[Entries taken from a collection]

• • • •

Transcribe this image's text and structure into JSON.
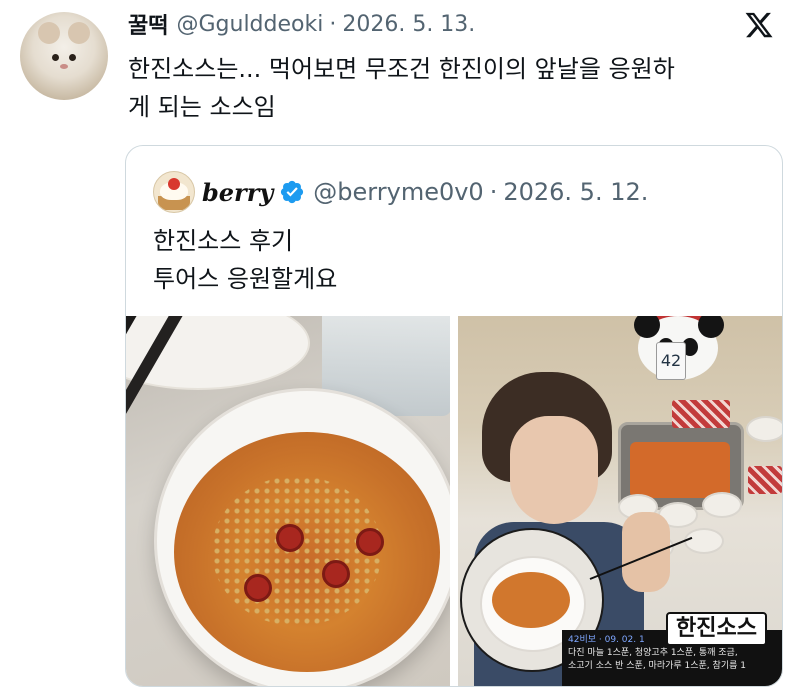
{
  "tweet": {
    "display_name": "꿀떡",
    "handle": "@Ggulddeoki",
    "separator": "·",
    "date": "2026. 5. 13.",
    "text_line1": "한진소스는... 먹어보면 무조건 한진이의 앞날을 응원하",
    "text_line2": "게 되는 소스임"
  },
  "quote": {
    "display_name": "berry",
    "handle": "@berryme0v0",
    "separator": "·",
    "date": "2026. 5. 12.",
    "text_line1": "한진소스 후기",
    "text_line2": "투어스 응원할게요"
  },
  "photo2": {
    "number_card": "42",
    "label": "한진소스",
    "memo_head": "42비보 · 09. 02. 1",
    "memo_line1": "다진 마늘 1스푼, 청양고추 1스푼, 통깨 조금,",
    "memo_line2": "소고기 소스 반 스푼, 마라가루 1스푼, 참기름 1"
  },
  "colors": {
    "text": "#0f1419",
    "secondary": "#536471",
    "border": "#cfd9de",
    "verified": "#1d9bf0"
  },
  "icons": {
    "brand": "x-logo-icon",
    "verified": "verified-badge-icon"
  }
}
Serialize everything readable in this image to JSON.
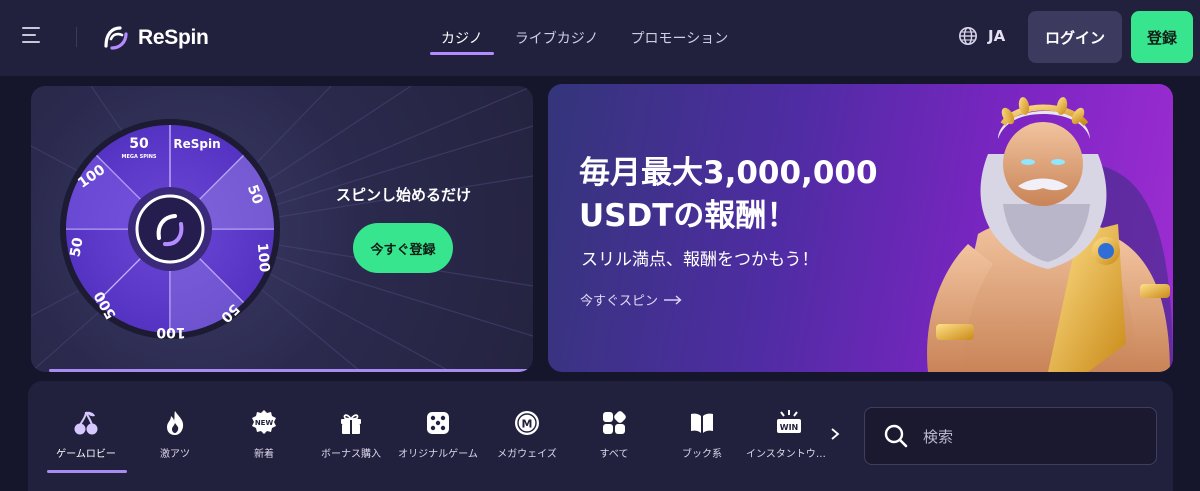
{
  "header": {
    "brand": "ReSpin",
    "tabs": [
      {
        "label": "カジノ",
        "active": true
      },
      {
        "label": "ライブカジノ",
        "active": false
      },
      {
        "label": "プロモーション",
        "active": false
      }
    ],
    "language": "JA",
    "login_label": "ログイン",
    "register_label": "登録"
  },
  "promo_left": {
    "wheel_brand": "ReSpin",
    "wheel_values": [
      "50",
      "50",
      "100",
      "50",
      "100",
      "500",
      "50",
      "100"
    ],
    "wheel_caption": "MEGA SPINS",
    "title": "スピンし始めるだけ",
    "cta_label": "今すぐ登録"
  },
  "promo_right": {
    "headline": "毎月最大3,000,000\nUSDTの報酬！",
    "subtitle": "スリル満点、報酬をつかもう！",
    "link_label": "今すぐスピン"
  },
  "categories": {
    "items": [
      {
        "label": "ゲームロビー",
        "icon": "cherry-icon",
        "active": true
      },
      {
        "label": "激アツ",
        "icon": "flame-icon"
      },
      {
        "label": "新着",
        "icon": "new-badge-icon",
        "badge": "NEW"
      },
      {
        "label": "ボーナス購入",
        "icon": "gift-icon"
      },
      {
        "label": "オリジナルゲーム",
        "icon": "dice-icon"
      },
      {
        "label": "メガウェイズ",
        "icon": "megaways-icon",
        "badge": "M"
      },
      {
        "label": "すべて",
        "icon": "grid-icon"
      },
      {
        "label": "ブック系",
        "icon": "book-icon"
      },
      {
        "label": "インスタントウィン",
        "icon": "instant-win-icon",
        "badge": "WIN"
      }
    ],
    "search_placeholder": "検索"
  },
  "colors": {
    "background": "#15152b",
    "header": "#22213d",
    "accent_purple": "#b48cff",
    "register_green": "#37e58f",
    "login_bg": "#3d3a60"
  }
}
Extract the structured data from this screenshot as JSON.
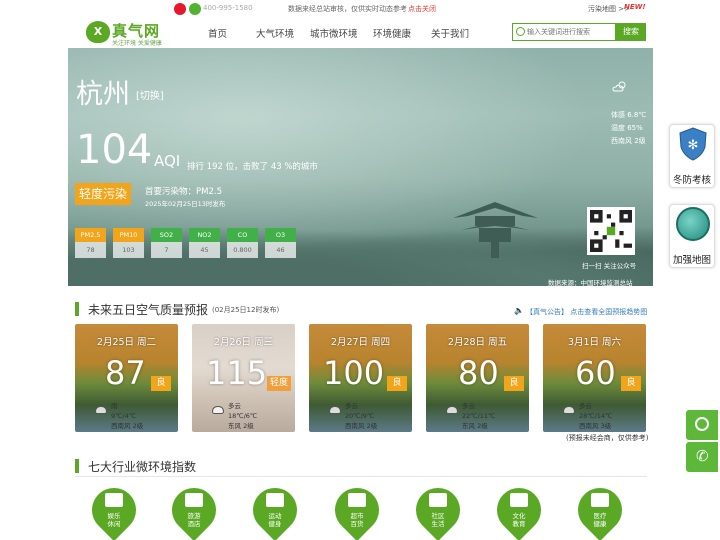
{
  "topbar": {
    "phone": "400-995-1580",
    "notice": "数据来经总站审核，仅供实时动态参考",
    "notice_link": "点击关闭",
    "sitemap": "污染地图 >>",
    "new_badge": "NEW!"
  },
  "logo": {
    "mark": "X",
    "name": "真气网",
    "slogan": "关注环境 关爱健康"
  },
  "nav": [
    "首页",
    "大气环境",
    "城市微环境",
    "环境健康",
    "关于我们"
  ],
  "search": {
    "placeholder": "输入关键词进行搜索",
    "button": "搜索"
  },
  "hero": {
    "city": "杭州",
    "switch": "[切换]",
    "aqi": "104",
    "aqi_unit": "AQI",
    "rank_text": "排行 192 位，击败了 43 %的城市",
    "level": "轻度污染",
    "primary": "首要污染物：PM2.5",
    "published": "2025年02月25日13时发布",
    "pollutants": [
      {
        "name": "PM2.5",
        "value": "78",
        "color": "#f2a51a"
      },
      {
        "name": "PM10",
        "value": "103",
        "color": "#f2a51a"
      },
      {
        "name": "SO2",
        "value": "7",
        "color": "#41b049"
      },
      {
        "name": "NO2",
        "value": "45",
        "color": "#41b049"
      },
      {
        "name": "CO",
        "value": "0.800",
        "color": "#41b049"
      },
      {
        "name": "O3",
        "value": "46",
        "color": "#41b049"
      }
    ],
    "weather": {
      "icon": "partly-cloudy-icon",
      "temp": "体感 6.8℃",
      "humidity": "湿度 65%",
      "wind": "西南风 2级"
    },
    "qr_caption": "扫一扫 关注公众号",
    "source": "数据来源：中国环境监测总站"
  },
  "side": {
    "badge1": "冬防考核",
    "badge2": "加强地图"
  },
  "forecast": {
    "title": "未来五日空气质量预报",
    "title_sub": "(02月25日12时发布)",
    "notice": "【真气公告】 点击查看全国预报趋势图",
    "disclaimer": "(预报未经会商，仅供参考)",
    "days": [
      {
        "date": "2月25日 周二",
        "aqi": "87",
        "level": "良",
        "level_color": "#f2a51a",
        "weather": "雨",
        "temp": "9℃/4℃",
        "wind": "西南风 2级"
      },
      {
        "date": "2月26日 周三",
        "aqi": "115",
        "level": "轻度",
        "level_color": "#f0a03a",
        "weather": "多云",
        "temp": "18℃/6℃",
        "wind": "东风 2级"
      },
      {
        "date": "2月27日 周四",
        "aqi": "100",
        "level": "良",
        "level_color": "#f2a51a",
        "weather": "多云",
        "temp": "20℃/9℃",
        "wind": "西南风 2级"
      },
      {
        "date": "2月28日 周五",
        "aqi": "80",
        "level": "良",
        "level_color": "#f2a51a",
        "weather": "多云",
        "temp": "22℃/11℃",
        "wind": "东风 2级"
      },
      {
        "date": "3月1日 周六",
        "aqi": "60",
        "level": "良",
        "level_color": "#f2a51a",
        "weather": "多云",
        "temp": "28℃/14℃",
        "wind": "西南风 3级"
      }
    ]
  },
  "industry": {
    "title": "七大行业微环境指数",
    "items": [
      {
        "label": "娱乐\n休闲",
        "icon": "people-icon"
      },
      {
        "label": "旅游\n酒店",
        "icon": "luggage-icon"
      },
      {
        "label": "运动\n健身",
        "icon": "runner-icon"
      },
      {
        "label": "超市\n百货",
        "icon": "bottles-icon"
      },
      {
        "label": "社区\n生活",
        "icon": "building-icon"
      },
      {
        "label": "文化\n教育",
        "icon": "book-icon"
      },
      {
        "label": "医疗\n健康",
        "icon": "medicine-icon"
      }
    ]
  }
}
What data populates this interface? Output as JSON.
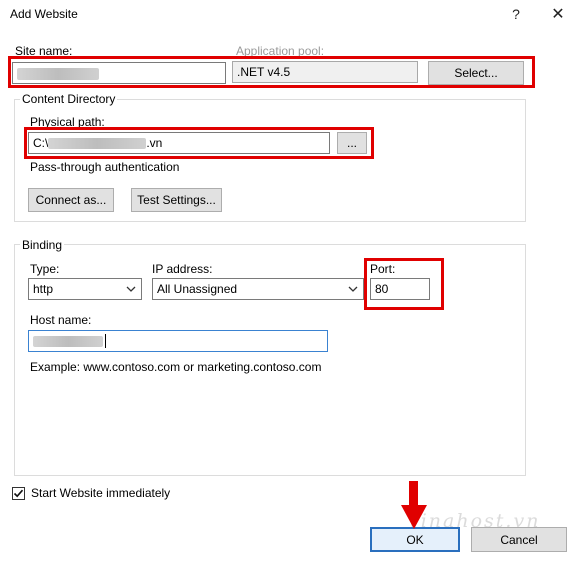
{
  "window": {
    "title": "Add Website",
    "help_glyph": "?",
    "close_glyph": "✕"
  },
  "site": {
    "site_name_label": "Site name:",
    "app_pool_label": "Application pool:",
    "app_pool_value": ".NET v4.5",
    "select_button": "Select..."
  },
  "content_directory": {
    "group_label": "Content Directory",
    "physical_path_label": "Physical path:",
    "physical_path_prefix": "C:\\",
    "physical_path_suffix": ".vn",
    "browse_button": "...",
    "pass_through_label": "Pass-through authentication",
    "connect_as_button": "Connect as...",
    "test_settings_button": "Test Settings..."
  },
  "binding": {
    "group_label": "Binding",
    "type_label": "Type:",
    "type_value": "http",
    "ip_label": "IP address:",
    "ip_value": "All Unassigned",
    "port_label": "Port:",
    "port_value": "80",
    "host_name_label": "Host name:",
    "example_text": "Example: www.contoso.com or marketing.contoso.com"
  },
  "start_immediately": {
    "label": "Start Website immediately",
    "checked": true
  },
  "footer": {
    "ok_button": "OK",
    "cancel_button": "Cancel",
    "watermark": "vinahost.vn"
  },
  "colors": {
    "highlight": "#e00000",
    "focus_blue": "#2a6fbe"
  }
}
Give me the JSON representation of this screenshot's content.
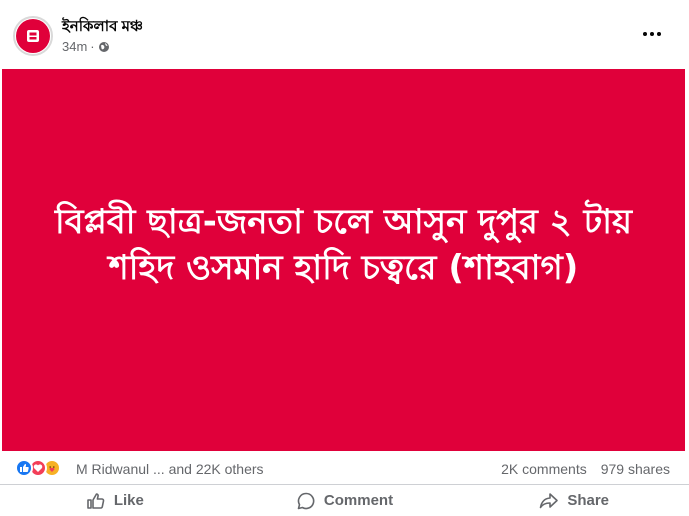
{
  "post": {
    "page_name": "ইনকিলাব মঞ্চ",
    "time": "34m",
    "privacy_icon": "globe-icon",
    "more_icon": "more-options-icon",
    "banner": {
      "line1": "বিপ্লবী ছাত্র-জনতা চলে আসুন দুপুর ২ টায়",
      "line2": "শহিদ ওসমান হাদি চত্বরে (শাহবাগ)",
      "background": "#e0003a"
    },
    "reactions": {
      "icons": [
        "like-icon",
        "love-icon",
        "care-icon"
      ],
      "summary": "M Ridwanul ... and 22K others",
      "comments": "2K comments",
      "shares": "979 shares"
    },
    "actions": {
      "like": "Like",
      "comment": "Comment",
      "share": "Share"
    }
  },
  "colors": {
    "accent": "#e0003a",
    "secondary_text": "#65676b",
    "like_blue": "#1877f2"
  }
}
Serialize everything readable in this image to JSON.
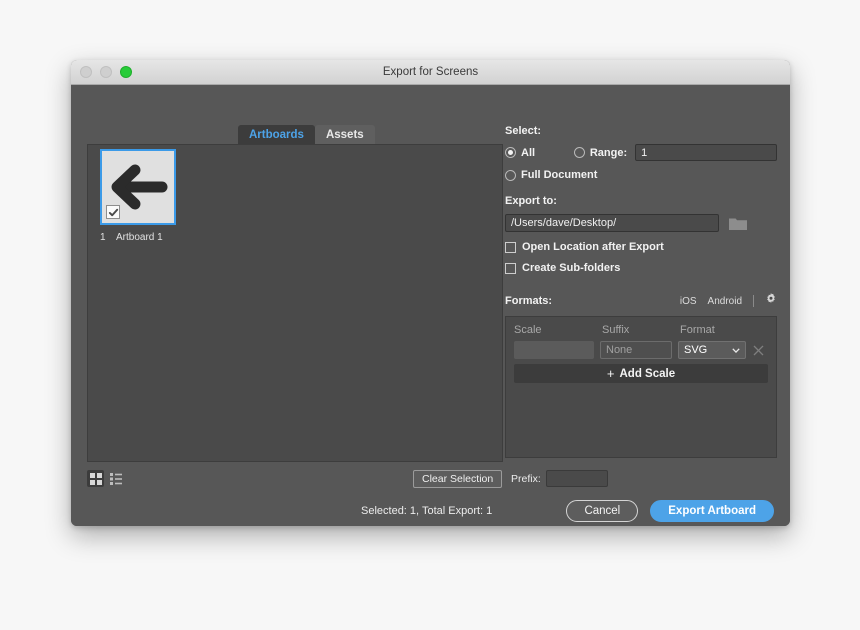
{
  "window": {
    "title": "Export for Screens",
    "traffic_lights": [
      "close-inactive",
      "minimize-inactive",
      "maximize-active"
    ],
    "accent_blue": "#4da3e8",
    "panel_bg": "#4a4a4a",
    "window_bg": "#575757"
  },
  "tabs": [
    {
      "label": "Artboards",
      "active": true
    },
    {
      "label": "Assets",
      "active": false
    }
  ],
  "artboards": [
    {
      "index": "1",
      "label": "Artboard 1",
      "selected": true,
      "checked": true,
      "icon": "left-arrow-graphic"
    }
  ],
  "view_modes": [
    {
      "name": "grid-view",
      "active": true
    },
    {
      "name": "list-view",
      "active": false
    }
  ],
  "left_bar": {
    "clear_selection_label": "Clear Selection",
    "prefix_label": "Prefix:",
    "prefix_value": "",
    "prefix_placeholder": ""
  },
  "select_section": {
    "label": "Select:",
    "options": [
      {
        "label": "All",
        "selected": true
      },
      {
        "label": "Range:",
        "selected": false
      },
      {
        "label": "Full Document",
        "selected": false
      }
    ],
    "range_value": "1"
  },
  "export_to_section": {
    "label": "Export to:",
    "path_value": "/Users/dave/Desktop/",
    "folder_icon": "folder-icon",
    "checkboxes": [
      {
        "label": "Open Location after Export",
        "checked": false
      },
      {
        "label": "Create Sub-folders",
        "checked": false
      }
    ]
  },
  "formats_section": {
    "label": "Formats:",
    "presets": [
      {
        "label": "iOS"
      },
      {
        "label": "Android"
      }
    ],
    "settings_icon": "gear-icon",
    "columns": [
      "Scale",
      "Suffix",
      "Format"
    ],
    "rows": [
      {
        "scale_value": "",
        "suffix_value": "",
        "suffix_placeholder": "None",
        "format_value": "SVG",
        "delete_icon": "close-icon"
      }
    ],
    "add_scale_label": "Add Scale",
    "add_scale_plus": "+"
  },
  "footer": {
    "status": "Selected: 1, Total Export: 1",
    "cancel_label": "Cancel",
    "export_label": "Export Artboard"
  }
}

• • • •

# [Your instructions]
Of the lines above, copy each that contains "handle".

# [Finished answer]
    "handle": "@Ggulddeoki",
    "handle": "@berryme0v0",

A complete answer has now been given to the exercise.